** START Excerpted records **

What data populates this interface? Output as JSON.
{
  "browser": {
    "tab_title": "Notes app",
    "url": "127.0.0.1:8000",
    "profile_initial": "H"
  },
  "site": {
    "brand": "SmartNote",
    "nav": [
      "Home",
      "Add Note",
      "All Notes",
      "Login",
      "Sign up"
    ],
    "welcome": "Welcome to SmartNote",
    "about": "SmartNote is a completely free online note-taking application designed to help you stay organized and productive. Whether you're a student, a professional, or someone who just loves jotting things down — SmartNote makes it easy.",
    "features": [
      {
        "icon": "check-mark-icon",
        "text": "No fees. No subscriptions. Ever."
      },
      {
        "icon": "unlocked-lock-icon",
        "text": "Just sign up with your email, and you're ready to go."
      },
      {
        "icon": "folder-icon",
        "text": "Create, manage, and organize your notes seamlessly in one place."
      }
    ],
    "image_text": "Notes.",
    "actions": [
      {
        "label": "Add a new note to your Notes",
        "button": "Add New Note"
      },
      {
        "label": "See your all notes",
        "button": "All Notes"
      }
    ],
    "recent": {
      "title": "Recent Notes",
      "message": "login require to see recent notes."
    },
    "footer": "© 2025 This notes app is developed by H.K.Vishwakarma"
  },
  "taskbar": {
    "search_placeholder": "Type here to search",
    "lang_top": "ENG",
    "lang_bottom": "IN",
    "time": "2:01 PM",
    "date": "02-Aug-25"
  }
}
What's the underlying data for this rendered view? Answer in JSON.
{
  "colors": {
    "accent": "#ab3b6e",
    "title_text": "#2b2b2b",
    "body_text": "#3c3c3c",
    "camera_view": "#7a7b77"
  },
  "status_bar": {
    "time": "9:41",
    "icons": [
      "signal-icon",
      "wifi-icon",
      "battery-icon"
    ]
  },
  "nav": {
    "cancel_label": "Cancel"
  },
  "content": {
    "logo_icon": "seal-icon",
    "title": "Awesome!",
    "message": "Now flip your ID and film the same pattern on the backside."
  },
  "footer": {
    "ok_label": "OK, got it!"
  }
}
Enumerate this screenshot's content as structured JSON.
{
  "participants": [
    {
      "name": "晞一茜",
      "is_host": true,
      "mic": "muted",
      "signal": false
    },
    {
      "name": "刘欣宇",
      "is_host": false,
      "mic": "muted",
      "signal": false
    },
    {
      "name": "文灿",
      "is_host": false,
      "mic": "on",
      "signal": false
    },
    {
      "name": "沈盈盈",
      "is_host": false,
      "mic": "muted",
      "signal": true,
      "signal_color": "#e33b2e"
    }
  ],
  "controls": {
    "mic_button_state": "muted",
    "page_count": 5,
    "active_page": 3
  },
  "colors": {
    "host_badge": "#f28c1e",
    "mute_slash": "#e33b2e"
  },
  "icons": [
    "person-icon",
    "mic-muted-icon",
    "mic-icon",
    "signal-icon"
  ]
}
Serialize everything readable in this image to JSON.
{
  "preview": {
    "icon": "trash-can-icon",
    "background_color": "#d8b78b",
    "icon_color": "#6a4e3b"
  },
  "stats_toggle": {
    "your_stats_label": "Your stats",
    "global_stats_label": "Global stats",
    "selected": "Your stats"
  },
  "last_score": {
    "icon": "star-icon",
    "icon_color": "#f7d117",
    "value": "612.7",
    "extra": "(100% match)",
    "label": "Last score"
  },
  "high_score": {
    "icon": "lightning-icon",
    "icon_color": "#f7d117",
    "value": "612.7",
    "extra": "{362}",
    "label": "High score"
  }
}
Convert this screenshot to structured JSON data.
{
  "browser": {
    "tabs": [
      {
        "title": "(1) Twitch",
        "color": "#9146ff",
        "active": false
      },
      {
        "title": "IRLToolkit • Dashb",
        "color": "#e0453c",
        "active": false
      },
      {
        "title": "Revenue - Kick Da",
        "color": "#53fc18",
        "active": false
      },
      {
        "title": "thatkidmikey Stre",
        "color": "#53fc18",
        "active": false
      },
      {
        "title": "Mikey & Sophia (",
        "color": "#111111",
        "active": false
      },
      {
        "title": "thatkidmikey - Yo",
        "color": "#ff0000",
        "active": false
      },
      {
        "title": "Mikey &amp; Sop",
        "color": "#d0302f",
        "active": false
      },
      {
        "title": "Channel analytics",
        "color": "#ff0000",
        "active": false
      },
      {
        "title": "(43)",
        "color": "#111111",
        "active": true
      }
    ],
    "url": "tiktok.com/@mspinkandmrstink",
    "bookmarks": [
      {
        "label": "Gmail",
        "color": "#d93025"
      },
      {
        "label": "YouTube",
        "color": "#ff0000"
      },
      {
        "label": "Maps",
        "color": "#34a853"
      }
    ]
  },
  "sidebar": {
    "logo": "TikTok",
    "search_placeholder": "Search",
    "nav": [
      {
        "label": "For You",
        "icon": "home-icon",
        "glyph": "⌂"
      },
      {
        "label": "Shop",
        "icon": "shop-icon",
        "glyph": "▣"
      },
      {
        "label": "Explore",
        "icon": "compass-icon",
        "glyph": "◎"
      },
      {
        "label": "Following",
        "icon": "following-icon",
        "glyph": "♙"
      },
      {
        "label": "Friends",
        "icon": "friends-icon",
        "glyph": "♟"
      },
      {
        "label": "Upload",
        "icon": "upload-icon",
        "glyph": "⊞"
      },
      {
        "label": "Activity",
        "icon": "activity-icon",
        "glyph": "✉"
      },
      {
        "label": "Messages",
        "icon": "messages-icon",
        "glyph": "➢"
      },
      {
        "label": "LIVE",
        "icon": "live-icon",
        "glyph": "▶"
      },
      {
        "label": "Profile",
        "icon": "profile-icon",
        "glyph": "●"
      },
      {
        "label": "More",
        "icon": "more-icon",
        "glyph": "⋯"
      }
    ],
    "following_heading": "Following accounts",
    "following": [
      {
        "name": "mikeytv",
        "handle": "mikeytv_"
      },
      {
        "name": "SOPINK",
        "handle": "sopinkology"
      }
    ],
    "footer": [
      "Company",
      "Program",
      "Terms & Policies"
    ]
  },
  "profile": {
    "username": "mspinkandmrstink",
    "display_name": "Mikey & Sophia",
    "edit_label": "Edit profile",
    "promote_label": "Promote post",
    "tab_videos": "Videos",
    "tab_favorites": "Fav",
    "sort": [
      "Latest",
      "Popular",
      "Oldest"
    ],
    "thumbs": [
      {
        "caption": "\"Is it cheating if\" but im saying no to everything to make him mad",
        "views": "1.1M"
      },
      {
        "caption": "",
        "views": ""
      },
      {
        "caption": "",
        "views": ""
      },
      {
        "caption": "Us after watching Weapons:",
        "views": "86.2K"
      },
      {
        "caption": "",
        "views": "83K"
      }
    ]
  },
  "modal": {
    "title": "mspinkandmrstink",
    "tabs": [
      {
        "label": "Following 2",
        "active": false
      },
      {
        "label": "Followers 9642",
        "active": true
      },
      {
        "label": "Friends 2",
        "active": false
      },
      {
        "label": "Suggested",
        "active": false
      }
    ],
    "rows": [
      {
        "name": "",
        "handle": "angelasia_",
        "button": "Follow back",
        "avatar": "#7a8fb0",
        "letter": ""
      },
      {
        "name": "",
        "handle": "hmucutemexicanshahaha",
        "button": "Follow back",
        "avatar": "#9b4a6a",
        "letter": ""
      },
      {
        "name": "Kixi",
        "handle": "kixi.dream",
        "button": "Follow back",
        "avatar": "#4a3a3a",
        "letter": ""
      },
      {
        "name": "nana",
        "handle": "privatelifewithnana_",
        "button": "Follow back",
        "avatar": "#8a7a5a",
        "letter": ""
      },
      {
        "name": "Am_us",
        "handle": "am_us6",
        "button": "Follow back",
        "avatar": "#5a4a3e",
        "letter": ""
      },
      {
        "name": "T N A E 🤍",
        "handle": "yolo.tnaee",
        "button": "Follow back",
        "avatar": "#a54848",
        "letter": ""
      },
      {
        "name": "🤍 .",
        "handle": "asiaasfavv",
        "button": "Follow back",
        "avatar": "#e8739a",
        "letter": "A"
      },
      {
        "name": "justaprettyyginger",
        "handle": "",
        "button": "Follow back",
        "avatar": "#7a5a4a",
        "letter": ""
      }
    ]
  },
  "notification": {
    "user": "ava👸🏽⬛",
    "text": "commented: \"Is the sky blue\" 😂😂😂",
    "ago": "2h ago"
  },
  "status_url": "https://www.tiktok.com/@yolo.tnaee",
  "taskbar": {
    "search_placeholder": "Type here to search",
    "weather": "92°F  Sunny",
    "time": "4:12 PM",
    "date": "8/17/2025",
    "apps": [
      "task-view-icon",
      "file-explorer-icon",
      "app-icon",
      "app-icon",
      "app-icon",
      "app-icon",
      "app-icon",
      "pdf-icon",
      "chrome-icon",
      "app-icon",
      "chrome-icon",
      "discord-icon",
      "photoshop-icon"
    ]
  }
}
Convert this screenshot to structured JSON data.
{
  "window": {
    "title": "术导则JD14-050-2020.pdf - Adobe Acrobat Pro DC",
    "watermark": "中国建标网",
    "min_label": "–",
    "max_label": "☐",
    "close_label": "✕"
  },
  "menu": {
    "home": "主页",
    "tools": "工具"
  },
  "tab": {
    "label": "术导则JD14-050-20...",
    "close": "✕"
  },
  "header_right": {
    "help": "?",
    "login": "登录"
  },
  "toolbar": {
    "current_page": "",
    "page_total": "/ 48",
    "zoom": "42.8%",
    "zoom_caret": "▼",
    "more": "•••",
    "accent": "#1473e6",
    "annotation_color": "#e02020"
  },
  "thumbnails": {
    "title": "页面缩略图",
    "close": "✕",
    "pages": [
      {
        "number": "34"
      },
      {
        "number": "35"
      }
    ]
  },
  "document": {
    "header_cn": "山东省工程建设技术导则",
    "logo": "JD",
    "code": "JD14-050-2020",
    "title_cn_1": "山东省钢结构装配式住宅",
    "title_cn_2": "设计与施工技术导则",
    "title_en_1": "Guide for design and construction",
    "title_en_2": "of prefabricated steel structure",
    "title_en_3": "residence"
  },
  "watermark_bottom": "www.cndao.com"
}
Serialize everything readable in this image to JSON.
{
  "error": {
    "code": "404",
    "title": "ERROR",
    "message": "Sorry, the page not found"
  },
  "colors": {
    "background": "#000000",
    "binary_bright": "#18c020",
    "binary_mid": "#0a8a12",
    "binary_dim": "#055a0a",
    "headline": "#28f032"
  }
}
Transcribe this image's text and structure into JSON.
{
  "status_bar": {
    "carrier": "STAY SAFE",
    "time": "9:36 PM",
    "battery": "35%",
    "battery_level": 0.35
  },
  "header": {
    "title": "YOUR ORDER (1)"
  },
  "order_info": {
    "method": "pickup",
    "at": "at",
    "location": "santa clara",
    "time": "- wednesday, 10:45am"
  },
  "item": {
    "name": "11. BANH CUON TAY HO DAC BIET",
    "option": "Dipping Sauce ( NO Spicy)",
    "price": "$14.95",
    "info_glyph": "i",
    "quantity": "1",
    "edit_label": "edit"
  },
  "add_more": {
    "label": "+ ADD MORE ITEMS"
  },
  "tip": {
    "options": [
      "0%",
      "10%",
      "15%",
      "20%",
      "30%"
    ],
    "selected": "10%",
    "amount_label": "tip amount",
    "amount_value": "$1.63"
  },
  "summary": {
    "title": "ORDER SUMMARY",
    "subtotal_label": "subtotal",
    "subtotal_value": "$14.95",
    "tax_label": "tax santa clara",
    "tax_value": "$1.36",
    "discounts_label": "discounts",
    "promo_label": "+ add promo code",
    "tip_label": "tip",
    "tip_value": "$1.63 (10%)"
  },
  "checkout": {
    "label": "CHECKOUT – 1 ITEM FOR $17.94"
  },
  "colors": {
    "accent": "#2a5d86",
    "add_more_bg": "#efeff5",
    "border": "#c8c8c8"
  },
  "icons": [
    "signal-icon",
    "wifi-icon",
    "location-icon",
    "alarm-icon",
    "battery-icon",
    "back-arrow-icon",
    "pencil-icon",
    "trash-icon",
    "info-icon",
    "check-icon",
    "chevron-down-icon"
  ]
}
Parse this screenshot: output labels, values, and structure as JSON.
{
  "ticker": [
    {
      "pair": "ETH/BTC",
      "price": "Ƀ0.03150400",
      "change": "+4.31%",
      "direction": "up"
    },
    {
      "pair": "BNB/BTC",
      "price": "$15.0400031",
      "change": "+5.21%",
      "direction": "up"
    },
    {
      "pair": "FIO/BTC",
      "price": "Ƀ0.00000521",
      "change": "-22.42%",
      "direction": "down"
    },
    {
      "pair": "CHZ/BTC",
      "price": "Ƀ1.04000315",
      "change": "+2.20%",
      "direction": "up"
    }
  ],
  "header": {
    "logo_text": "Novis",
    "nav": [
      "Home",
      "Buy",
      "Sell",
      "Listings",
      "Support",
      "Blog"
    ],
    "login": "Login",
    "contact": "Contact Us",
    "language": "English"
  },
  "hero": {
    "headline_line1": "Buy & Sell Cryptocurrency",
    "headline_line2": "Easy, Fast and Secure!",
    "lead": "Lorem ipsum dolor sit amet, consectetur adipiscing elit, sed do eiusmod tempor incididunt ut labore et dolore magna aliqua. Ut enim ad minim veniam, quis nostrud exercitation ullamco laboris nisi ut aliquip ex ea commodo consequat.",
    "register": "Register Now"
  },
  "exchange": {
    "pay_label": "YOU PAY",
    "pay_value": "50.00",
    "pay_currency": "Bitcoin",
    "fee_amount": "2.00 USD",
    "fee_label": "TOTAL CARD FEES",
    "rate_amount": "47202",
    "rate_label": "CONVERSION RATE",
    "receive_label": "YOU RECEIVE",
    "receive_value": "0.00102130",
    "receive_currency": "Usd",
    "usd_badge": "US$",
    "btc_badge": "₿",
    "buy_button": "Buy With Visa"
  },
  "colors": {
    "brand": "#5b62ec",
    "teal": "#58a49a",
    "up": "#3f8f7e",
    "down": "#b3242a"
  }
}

** END Excerpted records **

Look over the listing above. Pick out and copy every line that includes "price".

> _Solution_:
    "price": "$14.95",
      "price": "Ƀ0.03150400",
      "price": "$15.0400031",
      "price": "Ƀ0.00000521",
      "price": "Ƀ1.04000315",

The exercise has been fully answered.